Chart and figure data
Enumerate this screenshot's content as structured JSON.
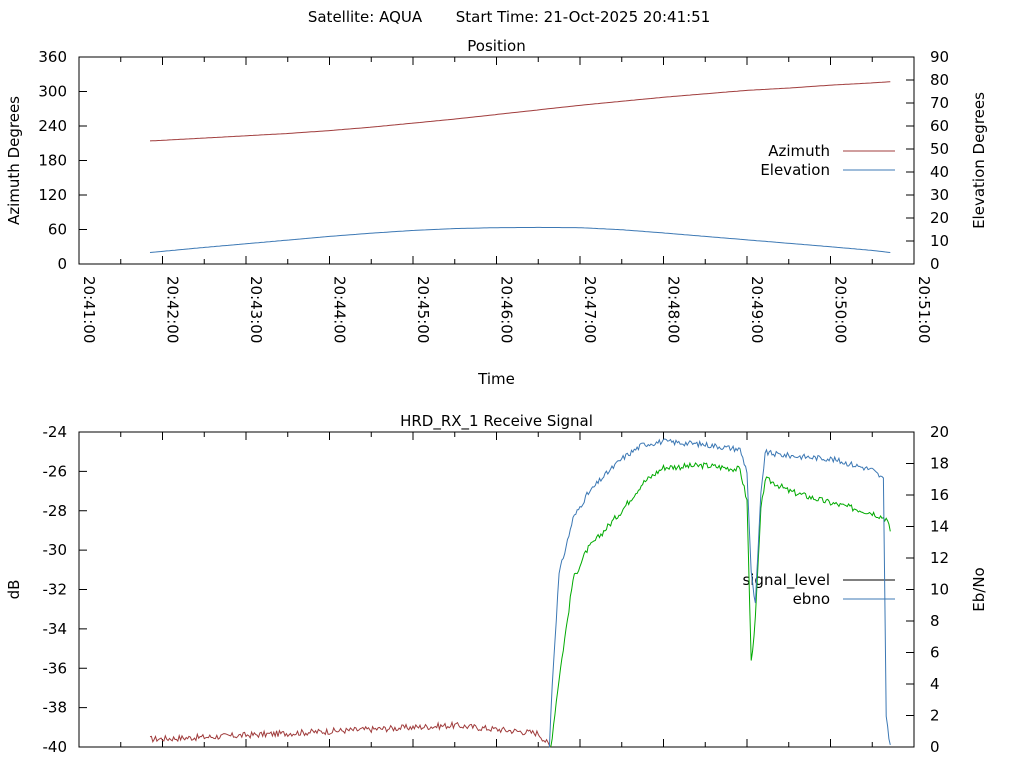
{
  "header": {
    "satellite_label": "Satellite: AQUA",
    "start_time_label": "Start Time: 21-Oct-2025 20:41:51"
  },
  "colors": {
    "azimuth": "#a03c3c",
    "elevation": "#3c78b4",
    "signal_level": "#000000",
    "signal_low": "#a03c3c",
    "signal_high": "#00aa00",
    "ebno": "#3c78b4"
  },
  "chart_data": [
    {
      "type": "line",
      "title": "Position",
      "xlabel": "Time",
      "ylabel": "Azimuth Degrees",
      "y2label": "Elevation Degrees",
      "x_ticks": [
        "20:41:00",
        "20:42:00",
        "20:43:00",
        "20:44:00",
        "20:45:00",
        "20:46:00",
        "20:47:00",
        "20:48:00",
        "20:49:00",
        "20:50:00",
        "20:51:00"
      ],
      "y_ticks": [
        "0",
        "60",
        "120",
        "180",
        "240",
        "300",
        "360"
      ],
      "y2_ticks": [
        "0",
        "10",
        "20",
        "30",
        "40",
        "50",
        "60",
        "70",
        "80",
        "90"
      ],
      "ylim": [
        0,
        360
      ],
      "y2lim": [
        0,
        90
      ],
      "xlim": [
        "20:41:00",
        "20:51:00"
      ],
      "legend_position": "right",
      "series": [
        {
          "name": "Azimuth",
          "axis": "y",
          "x": [
            "20:41:51",
            "20:42:30",
            "20:43:00",
            "20:43:30",
            "20:44:00",
            "20:44:30",
            "20:45:00",
            "20:45:30",
            "20:46:00",
            "20:46:30",
            "20:47:00",
            "20:47:30",
            "20:48:00",
            "20:48:30",
            "20:49:00",
            "20:49:30",
            "20:50:00",
            "20:50:30",
            "20:50:43"
          ],
          "values": [
            214,
            219,
            223,
            227,
            232,
            238,
            245,
            252,
            260,
            268,
            276,
            283,
            290,
            296,
            302,
            306,
            311,
            315,
            317
          ]
        },
        {
          "name": "Elevation",
          "axis": "y2",
          "x": [
            "20:41:51",
            "20:42:30",
            "20:43:00",
            "20:43:30",
            "20:44:00",
            "20:44:30",
            "20:45:00",
            "20:45:30",
            "20:46:00",
            "20:46:30",
            "20:47:00",
            "20:47:30",
            "20:48:00",
            "20:48:30",
            "20:49:00",
            "20:49:30",
            "20:50:00",
            "20:50:30",
            "20:50:43"
          ],
          "values": [
            5,
            7.2,
            8.8,
            10.4,
            12.0,
            13.4,
            14.6,
            15.4,
            15.8,
            15.9,
            15.8,
            14.9,
            13.5,
            12.0,
            10.5,
            9.0,
            7.5,
            5.9,
            5
          ]
        }
      ]
    },
    {
      "type": "line",
      "title": "HRD_RX_1 Receive Signal",
      "ylabel": "dB",
      "y2label": "Eb/No",
      "y_ticks": [
        "-40",
        "-38",
        "-36",
        "-34",
        "-32",
        "-30",
        "-28",
        "-26",
        "-24"
      ],
      "y2_ticks": [
        "0",
        "2",
        "4",
        "6",
        "8",
        "10",
        "12",
        "14",
        "16",
        "18",
        "20"
      ],
      "ylim": [
        -40,
        -24
      ],
      "y2lim": [
        0,
        20
      ],
      "xlim": [
        "20:41:00",
        "20:51:00"
      ],
      "legend_position": "right",
      "series": [
        {
          "name": "signal_level",
          "axis": "y",
          "x": [
            "20:41:51",
            "20:42:30",
            "20:43:00",
            "20:43:30",
            "20:44:00",
            "20:44:30",
            "20:45:00",
            "20:45:30",
            "20:46:00",
            "20:46:30",
            "20:46:39",
            "20:46:45",
            "20:46:55",
            "20:47:05",
            "20:47:15",
            "20:47:30",
            "20:47:45",
            "20:48:00",
            "20:48:30",
            "20:48:55",
            "20:49:00",
            "20:49:03",
            "20:49:06",
            "20:49:10",
            "20:49:13",
            "20:49:20",
            "20:49:30",
            "20:50:00",
            "20:50:30",
            "20:50:40",
            "20:50:43"
          ],
          "values": [
            -39.6,
            -39.5,
            -39.4,
            -39.3,
            -39.2,
            -39.1,
            -39.0,
            -38.9,
            -39.1,
            -39.3,
            -40.0,
            -36.5,
            -31.5,
            -30.0,
            -29.2,
            -28.0,
            -26.6,
            -25.8,
            -25.7,
            -25.9,
            -27.5,
            -35.7,
            -33.5,
            -28.0,
            -26.4,
            -26.6,
            -27.0,
            -27.6,
            -28.1,
            -28.4,
            -29.0
          ]
        },
        {
          "name": "ebno",
          "axis": "y2",
          "x": [
            "20:46:38",
            "20:46:40",
            "20:46:45",
            "20:46:55",
            "20:47:05",
            "20:47:15",
            "20:47:30",
            "20:47:45",
            "20:48:00",
            "20:48:30",
            "20:48:55",
            "20:49:00",
            "20:49:03",
            "20:49:06",
            "20:49:10",
            "20:49:13",
            "20:49:20",
            "20:49:30",
            "20:50:00",
            "20:50:30",
            "20:50:38",
            "20:50:40",
            "20:50:43"
          ],
          "values": [
            0,
            4.0,
            11.0,
            14.5,
            16.0,
            17.0,
            18.3,
            19.2,
            19.4,
            19.2,
            18.9,
            17.5,
            11.0,
            9.0,
            16.0,
            18.7,
            18.6,
            18.5,
            18.3,
            17.6,
            17.0,
            2.0,
            0
          ]
        }
      ]
    }
  ]
}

> [Written exercise] Take the listing above and print it exactly, apart from the pictures.

> [Full solution]
Enumerate this screenshot's content as structured JSON.
{
  "header": {
    "satellite_label": "Satellite: AQUA",
    "start_time_label": "Start Time: 21-Oct-2025 20:41:51"
  },
  "colors": {
    "azimuth": "#a03c3c",
    "elevation": "#3c78b4",
    "signal_level": "#000000",
    "signal_low": "#a03c3c",
    "signal_high": "#00aa00",
    "ebno": "#3c78b4"
  },
  "chart_data": [
    {
      "type": "line",
      "title": "Position",
      "xlabel": "Time",
      "ylabel": "Azimuth Degrees",
      "y2label": "Elevation Degrees",
      "x_ticks": [
        "20:41:00",
        "20:42:00",
        "20:43:00",
        "20:44:00",
        "20:45:00",
        "20:46:00",
        "20:47:00",
        "20:48:00",
        "20:49:00",
        "20:50:00",
        "20:51:00"
      ],
      "y_ticks": [
        "0",
        "60",
        "120",
        "180",
        "240",
        "300",
        "360"
      ],
      "y2_ticks": [
        "0",
        "10",
        "20",
        "30",
        "40",
        "50",
        "60",
        "70",
        "80",
        "90"
      ],
      "ylim": [
        0,
        360
      ],
      "y2lim": [
        0,
        90
      ],
      "xlim": [
        "20:41:00",
        "20:51:00"
      ],
      "legend_position": "right",
      "series": [
        {
          "name": "Azimuth",
          "axis": "y",
          "x": [
            "20:41:51",
            "20:42:30",
            "20:43:00",
            "20:43:30",
            "20:44:00",
            "20:44:30",
            "20:45:00",
            "20:45:30",
            "20:46:00",
            "20:46:30",
            "20:47:00",
            "20:47:30",
            "20:48:00",
            "20:48:30",
            "20:49:00",
            "20:49:30",
            "20:50:00",
            "20:50:30",
            "20:50:43"
          ],
          "values": [
            214,
            219,
            223,
            227,
            232,
            238,
            245,
            252,
            260,
            268,
            276,
            283,
            290,
            296,
            302,
            306,
            311,
            315,
            317
          ]
        },
        {
          "name": "Elevation",
          "axis": "y2",
          "x": [
            "20:41:51",
            "20:42:30",
            "20:43:00",
            "20:43:30",
            "20:44:00",
            "20:44:30",
            "20:45:00",
            "20:45:30",
            "20:46:00",
            "20:46:30",
            "20:47:00",
            "20:47:30",
            "20:48:00",
            "20:48:30",
            "20:49:00",
            "20:49:30",
            "20:50:00",
            "20:50:30",
            "20:50:43"
          ],
          "values": [
            5,
            7.2,
            8.8,
            10.4,
            12.0,
            13.4,
            14.6,
            15.4,
            15.8,
            15.9,
            15.8,
            14.9,
            13.5,
            12.0,
            10.5,
            9.0,
            7.5,
            5.9,
            5
          ]
        }
      ]
    },
    {
      "type": "line",
      "title": "HRD_RX_1 Receive Signal",
      "ylabel": "dB",
      "y2label": "Eb/No",
      "y_ticks": [
        "-40",
        "-38",
        "-36",
        "-34",
        "-32",
        "-30",
        "-28",
        "-26",
        "-24"
      ],
      "y2_ticks": [
        "0",
        "2",
        "4",
        "6",
        "8",
        "10",
        "12",
        "14",
        "16",
        "18",
        "20"
      ],
      "ylim": [
        -40,
        -24
      ],
      "y2lim": [
        0,
        20
      ],
      "xlim": [
        "20:41:00",
        "20:51:00"
      ],
      "legend_position": "right",
      "series": [
        {
          "name": "signal_level",
          "axis": "y",
          "x": [
            "20:41:51",
            "20:42:30",
            "20:43:00",
            "20:43:30",
            "20:44:00",
            "20:44:30",
            "20:45:00",
            "20:45:30",
            "20:46:00",
            "20:46:30",
            "20:46:39",
            "20:46:45",
            "20:46:55",
            "20:47:05",
            "20:47:15",
            "20:47:30",
            "20:47:45",
            "20:48:00",
            "20:48:30",
            "20:48:55",
            "20:49:00",
            "20:49:03",
            "20:49:06",
            "20:49:10",
            "20:49:13",
            "20:49:20",
            "20:49:30",
            "20:50:00",
            "20:50:30",
            "20:50:40",
            "20:50:43"
          ],
          "values": [
            -39.6,
            -39.5,
            -39.4,
            -39.3,
            -39.2,
            -39.1,
            -39.0,
            -38.9,
            -39.1,
            -39.3,
            -40.0,
            -36.5,
            -31.5,
            -30.0,
            -29.2,
            -28.0,
            -26.6,
            -25.8,
            -25.7,
            -25.9,
            -27.5,
            -35.7,
            -33.5,
            -28.0,
            -26.4,
            -26.6,
            -27.0,
            -27.6,
            -28.1,
            -28.4,
            -29.0
          ]
        },
        {
          "name": "ebno",
          "axis": "y2",
          "x": [
            "20:46:38",
            "20:46:40",
            "20:46:45",
            "20:46:55",
            "20:47:05",
            "20:47:15",
            "20:47:30",
            "20:47:45",
            "20:48:00",
            "20:48:30",
            "20:48:55",
            "20:49:00",
            "20:49:03",
            "20:49:06",
            "20:49:10",
            "20:49:13",
            "20:49:20",
            "20:49:30",
            "20:50:00",
            "20:50:30",
            "20:50:38",
            "20:50:40",
            "20:50:43"
          ],
          "values": [
            0,
            4.0,
            11.0,
            14.5,
            16.0,
            17.0,
            18.3,
            19.2,
            19.4,
            19.2,
            18.9,
            17.5,
            11.0,
            9.0,
            16.0,
            18.7,
            18.6,
            18.5,
            18.3,
            17.6,
            17.0,
            2.0,
            0
          ]
        }
      ]
    }
  ]
}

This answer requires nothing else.